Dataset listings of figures
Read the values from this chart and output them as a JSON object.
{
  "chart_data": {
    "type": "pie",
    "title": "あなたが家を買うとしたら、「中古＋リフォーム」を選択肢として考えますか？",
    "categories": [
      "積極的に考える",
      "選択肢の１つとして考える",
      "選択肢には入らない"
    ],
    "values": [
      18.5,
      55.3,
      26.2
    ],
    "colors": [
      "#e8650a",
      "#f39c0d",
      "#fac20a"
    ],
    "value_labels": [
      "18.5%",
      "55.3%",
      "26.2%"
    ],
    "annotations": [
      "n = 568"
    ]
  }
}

WRITTEN PROBLEM => Take every line from the data above that holds "values" and copy it out.

TASK RESPONSE =>
Read the values from this chart and output them as a JSON object.
    "values": [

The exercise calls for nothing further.